[Extract to read]
┌──

Signify ("LIGHT"), formerly known as Philips Lighting, is a lighting and component parts manufacturer that was spun out of Royal Philips in 2016.  On sale is a business with a 15% FCF yield and 5.5% dividend yield offered at a 6x EBITDA multiple as the market believes Signify's cash flow is in secular decline.  We believe the future is bright. By continuing execution on cost savings and returning sustainable cash flow to shareholders, we see 45% upside without assuming multiple expansion.

 

Business description. Signify produces both light bulbs and light fixtures, in traditional (CFL, halogen, fluorescent etc.) and LED technologies, to professional end markets and retail customers around the world.  Signify breaks its business into 4 segments. The first two segments manufacture and sell light bulbs, referred to in the industry as lamps, and related component parts and the last two segments manufacture and sell light fixtures, referred to in the industry as luminaires. The segmentation is a bit confusing so bear with us while we walk through it.

 

Lamps. Manufactures and sells conventional light bulbs to both professional end markets (such as industrial, commercial, office, outdoor etc.) and retail consumers.  This business also sells conventional components that go into lamp fixtures. Lamps is ~25% of revenue but ~50% of profit with a ~20% EBITA margin.

LED. Manufactures and sells LED light bulbs to both professional end markets and retail consumers.  This business also sells LED components that go into light fixtures to luminaire manufacturers around the world.  LED is ~25% of revenue, ~25% of profit with a ~10% margin. We believe revenue and profit is split about evenly between LED light bulbs and LED components.

Professional. Manufactures and sells both conventional and LED light fixtures to professional end markets. Professional is ~40% of revenue, ~35% of profit with an ~8% margin (this margin is guided to be around 11-14% by 2019, in line with peers).

Home. Manufactures and sells both conventional and LED light fixtures to retail consumers. The majority of this business today is Philips Hue, which you may by familiar with. Home is 10% of revenue and right now the business is loss making but is guided to have a normalized 5-8% margin by 2019.

 

Furthermore, LIGHT breaks out it's business into its profitable, cash flow Lamps business and its "growth engine" businesses which include LED, Professional and Home.  When we refer to "growth engines" we are referring to these three businesses.

 

Quick/over simplified primer on lighting: Every LED lighting fixture needs a "driver", an electronic component that controls the power.  The driver is the most important part of the fixture. The more "smart" and connected lighting becomes, the more sophisticated the driver has to be.

└──

[Data records]
┌──

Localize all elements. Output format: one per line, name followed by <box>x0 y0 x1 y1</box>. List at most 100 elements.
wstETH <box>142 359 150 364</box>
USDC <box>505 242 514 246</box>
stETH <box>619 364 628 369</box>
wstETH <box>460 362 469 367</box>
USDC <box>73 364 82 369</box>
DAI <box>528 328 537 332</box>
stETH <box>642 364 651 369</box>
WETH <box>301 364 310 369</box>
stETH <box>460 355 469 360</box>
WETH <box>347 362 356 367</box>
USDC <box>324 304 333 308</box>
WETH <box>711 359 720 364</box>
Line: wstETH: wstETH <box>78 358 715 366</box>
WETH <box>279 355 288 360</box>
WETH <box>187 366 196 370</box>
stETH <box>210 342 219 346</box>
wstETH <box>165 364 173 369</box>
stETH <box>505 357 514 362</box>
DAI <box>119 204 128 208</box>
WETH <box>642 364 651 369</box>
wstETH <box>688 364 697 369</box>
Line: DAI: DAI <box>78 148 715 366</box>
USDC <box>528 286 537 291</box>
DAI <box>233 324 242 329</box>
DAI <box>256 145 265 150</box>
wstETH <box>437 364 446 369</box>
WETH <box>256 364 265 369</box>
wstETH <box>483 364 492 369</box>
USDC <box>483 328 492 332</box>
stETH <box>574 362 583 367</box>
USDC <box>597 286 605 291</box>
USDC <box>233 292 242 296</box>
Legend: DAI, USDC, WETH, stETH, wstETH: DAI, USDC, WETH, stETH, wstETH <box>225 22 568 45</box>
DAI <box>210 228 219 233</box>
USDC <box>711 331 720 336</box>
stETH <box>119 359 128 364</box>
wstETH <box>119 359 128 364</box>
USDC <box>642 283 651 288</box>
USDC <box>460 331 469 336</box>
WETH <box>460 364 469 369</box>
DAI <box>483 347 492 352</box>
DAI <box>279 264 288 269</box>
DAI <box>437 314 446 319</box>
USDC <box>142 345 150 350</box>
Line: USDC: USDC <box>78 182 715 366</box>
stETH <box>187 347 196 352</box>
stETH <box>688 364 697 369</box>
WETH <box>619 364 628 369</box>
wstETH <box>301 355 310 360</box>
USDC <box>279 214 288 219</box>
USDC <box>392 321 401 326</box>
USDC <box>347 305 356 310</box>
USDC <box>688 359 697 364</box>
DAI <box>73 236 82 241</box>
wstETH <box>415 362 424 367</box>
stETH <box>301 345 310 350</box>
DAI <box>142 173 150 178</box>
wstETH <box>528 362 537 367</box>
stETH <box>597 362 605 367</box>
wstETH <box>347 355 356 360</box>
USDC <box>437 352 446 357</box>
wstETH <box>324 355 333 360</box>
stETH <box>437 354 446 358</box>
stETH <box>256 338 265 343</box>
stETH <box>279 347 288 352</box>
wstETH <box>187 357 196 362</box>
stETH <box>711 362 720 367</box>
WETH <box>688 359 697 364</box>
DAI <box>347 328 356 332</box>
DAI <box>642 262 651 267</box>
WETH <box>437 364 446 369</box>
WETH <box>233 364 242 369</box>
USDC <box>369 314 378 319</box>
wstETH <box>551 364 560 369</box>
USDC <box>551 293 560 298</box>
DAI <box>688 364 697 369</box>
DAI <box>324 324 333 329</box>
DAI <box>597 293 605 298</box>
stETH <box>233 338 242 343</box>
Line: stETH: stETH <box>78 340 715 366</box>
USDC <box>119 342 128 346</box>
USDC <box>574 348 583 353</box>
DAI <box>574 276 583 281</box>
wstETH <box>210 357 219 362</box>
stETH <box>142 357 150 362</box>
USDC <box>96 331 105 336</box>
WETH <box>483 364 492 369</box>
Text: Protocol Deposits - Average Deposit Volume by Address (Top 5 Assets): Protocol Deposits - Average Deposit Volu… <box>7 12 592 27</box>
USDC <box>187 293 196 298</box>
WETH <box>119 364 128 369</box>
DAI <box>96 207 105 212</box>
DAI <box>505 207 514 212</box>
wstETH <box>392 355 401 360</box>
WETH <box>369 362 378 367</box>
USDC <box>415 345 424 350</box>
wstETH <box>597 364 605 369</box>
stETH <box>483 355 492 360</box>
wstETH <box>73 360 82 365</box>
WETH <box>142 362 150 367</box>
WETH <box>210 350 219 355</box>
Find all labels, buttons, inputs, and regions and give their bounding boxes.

└──
┌──

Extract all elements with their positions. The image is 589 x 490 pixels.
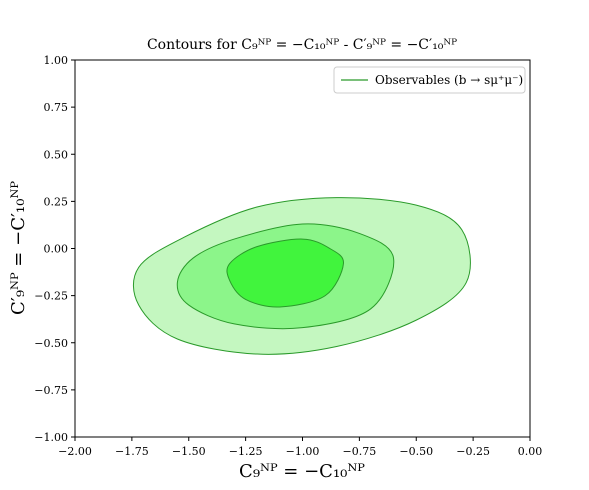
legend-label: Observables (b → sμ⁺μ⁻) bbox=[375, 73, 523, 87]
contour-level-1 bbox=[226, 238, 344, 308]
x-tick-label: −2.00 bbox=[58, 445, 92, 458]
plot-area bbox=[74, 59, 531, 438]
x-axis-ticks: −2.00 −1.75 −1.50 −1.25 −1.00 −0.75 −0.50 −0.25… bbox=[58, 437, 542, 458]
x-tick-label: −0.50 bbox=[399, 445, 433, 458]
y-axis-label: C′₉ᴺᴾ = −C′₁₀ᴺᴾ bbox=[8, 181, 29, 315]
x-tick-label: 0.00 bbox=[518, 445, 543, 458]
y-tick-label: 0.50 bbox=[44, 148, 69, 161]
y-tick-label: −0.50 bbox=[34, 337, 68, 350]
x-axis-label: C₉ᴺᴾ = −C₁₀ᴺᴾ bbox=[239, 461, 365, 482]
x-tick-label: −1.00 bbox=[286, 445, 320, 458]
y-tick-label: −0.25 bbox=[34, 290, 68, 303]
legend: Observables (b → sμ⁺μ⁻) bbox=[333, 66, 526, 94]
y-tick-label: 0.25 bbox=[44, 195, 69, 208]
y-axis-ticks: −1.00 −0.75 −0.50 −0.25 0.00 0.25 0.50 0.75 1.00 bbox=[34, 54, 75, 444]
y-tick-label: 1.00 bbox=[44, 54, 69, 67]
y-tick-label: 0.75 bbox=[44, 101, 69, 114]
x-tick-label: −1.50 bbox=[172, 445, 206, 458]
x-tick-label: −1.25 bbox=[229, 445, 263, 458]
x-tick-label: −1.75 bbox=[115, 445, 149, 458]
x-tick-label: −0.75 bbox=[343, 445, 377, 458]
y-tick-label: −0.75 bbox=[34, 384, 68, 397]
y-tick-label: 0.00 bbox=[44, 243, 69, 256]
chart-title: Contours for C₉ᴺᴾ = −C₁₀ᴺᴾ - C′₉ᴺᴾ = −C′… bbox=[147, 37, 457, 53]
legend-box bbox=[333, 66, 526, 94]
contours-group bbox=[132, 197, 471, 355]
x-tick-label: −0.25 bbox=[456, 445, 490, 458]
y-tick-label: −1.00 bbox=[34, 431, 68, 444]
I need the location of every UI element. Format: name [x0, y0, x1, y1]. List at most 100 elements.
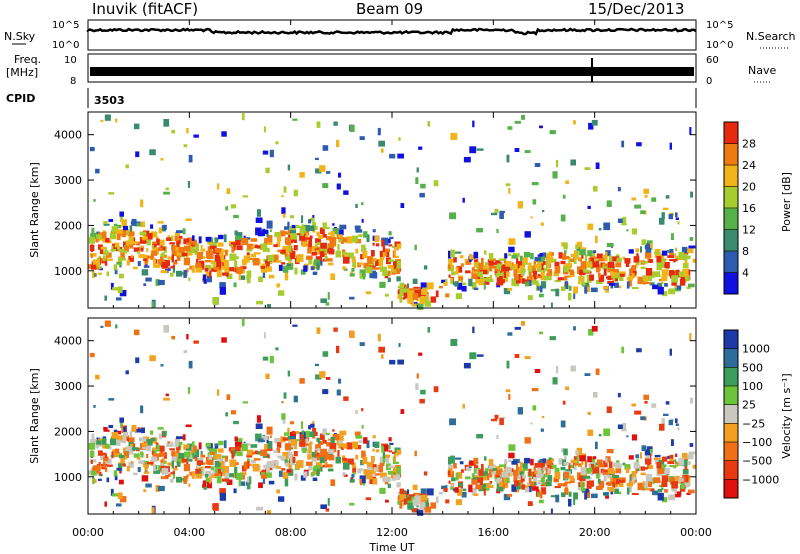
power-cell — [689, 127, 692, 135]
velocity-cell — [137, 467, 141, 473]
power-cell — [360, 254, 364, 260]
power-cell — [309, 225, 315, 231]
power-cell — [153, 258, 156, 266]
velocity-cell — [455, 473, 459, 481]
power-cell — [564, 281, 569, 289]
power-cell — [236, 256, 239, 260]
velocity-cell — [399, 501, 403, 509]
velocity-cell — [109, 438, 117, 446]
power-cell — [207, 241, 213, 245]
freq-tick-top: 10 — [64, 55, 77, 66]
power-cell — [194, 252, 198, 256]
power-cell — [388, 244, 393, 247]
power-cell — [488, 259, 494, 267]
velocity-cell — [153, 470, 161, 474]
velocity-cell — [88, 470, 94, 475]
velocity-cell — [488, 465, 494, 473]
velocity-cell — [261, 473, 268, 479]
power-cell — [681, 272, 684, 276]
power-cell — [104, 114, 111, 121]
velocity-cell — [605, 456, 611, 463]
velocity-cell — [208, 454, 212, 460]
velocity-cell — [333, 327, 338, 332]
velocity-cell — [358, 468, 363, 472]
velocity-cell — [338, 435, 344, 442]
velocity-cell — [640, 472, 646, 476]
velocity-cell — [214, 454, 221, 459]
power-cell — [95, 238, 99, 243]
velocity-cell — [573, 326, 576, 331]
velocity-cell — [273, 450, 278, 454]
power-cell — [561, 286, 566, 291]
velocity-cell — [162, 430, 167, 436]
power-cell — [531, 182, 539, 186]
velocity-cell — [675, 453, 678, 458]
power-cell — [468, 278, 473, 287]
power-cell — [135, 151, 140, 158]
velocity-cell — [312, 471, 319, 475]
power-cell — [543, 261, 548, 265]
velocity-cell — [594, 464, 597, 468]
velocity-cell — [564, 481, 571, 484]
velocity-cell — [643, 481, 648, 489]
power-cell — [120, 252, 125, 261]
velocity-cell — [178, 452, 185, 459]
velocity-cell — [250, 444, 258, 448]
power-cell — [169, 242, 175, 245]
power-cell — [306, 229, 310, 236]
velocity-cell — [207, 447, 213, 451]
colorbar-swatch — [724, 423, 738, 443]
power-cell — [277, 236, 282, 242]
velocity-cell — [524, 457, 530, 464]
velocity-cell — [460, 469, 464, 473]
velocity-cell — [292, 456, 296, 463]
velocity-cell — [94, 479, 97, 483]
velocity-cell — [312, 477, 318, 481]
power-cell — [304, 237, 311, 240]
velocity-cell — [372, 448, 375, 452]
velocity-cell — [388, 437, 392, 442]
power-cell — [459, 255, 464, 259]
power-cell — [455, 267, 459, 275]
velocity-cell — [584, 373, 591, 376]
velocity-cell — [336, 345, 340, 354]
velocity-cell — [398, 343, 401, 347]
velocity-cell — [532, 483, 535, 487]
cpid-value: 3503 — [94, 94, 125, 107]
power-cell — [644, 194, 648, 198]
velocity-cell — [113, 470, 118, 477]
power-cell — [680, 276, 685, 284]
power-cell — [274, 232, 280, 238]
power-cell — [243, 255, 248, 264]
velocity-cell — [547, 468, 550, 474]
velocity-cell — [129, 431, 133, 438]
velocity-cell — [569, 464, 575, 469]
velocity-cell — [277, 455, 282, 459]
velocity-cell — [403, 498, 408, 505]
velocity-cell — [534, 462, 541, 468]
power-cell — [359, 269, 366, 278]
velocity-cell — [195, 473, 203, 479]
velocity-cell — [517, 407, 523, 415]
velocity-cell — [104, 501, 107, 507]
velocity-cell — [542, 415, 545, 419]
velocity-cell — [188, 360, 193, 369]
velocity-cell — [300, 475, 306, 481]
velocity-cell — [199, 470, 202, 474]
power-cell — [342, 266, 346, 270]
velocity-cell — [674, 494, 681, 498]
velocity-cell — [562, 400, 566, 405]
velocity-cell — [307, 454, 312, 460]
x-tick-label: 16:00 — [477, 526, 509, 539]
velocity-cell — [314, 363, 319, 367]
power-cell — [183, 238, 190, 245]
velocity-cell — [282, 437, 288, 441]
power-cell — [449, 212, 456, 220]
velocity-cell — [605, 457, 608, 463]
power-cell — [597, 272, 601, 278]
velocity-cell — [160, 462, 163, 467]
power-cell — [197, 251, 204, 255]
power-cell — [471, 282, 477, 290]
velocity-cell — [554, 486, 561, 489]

└──

[Challenge 1] In the Signify write-up, what share of revenue does the Home segment account for?
[Challenge 2] Please return, word for word, the passage of the Signify write-up that begins with the words containing "Quick/over simplified primer" and ends with "driver has to be.".
[Challenge 3] Render this sentence from the Signify write-up in Spanish: "The driver is the most important part of the fixture."
The records have no connection to the Signify write-up.

[Worked solution 1] 10% of revenue.

[Worked solution 2]
Quick/over simplified primer on lighting: Every LED lighting fixture needs a "driver", an electronic component that controls the power.  The driver is the most important part of the fixture. The more "smart" and connected lighting becomes, the more sophisticated the driver has to be.

[Worked solution 3] El controlador es la parte más importante de la luminaria.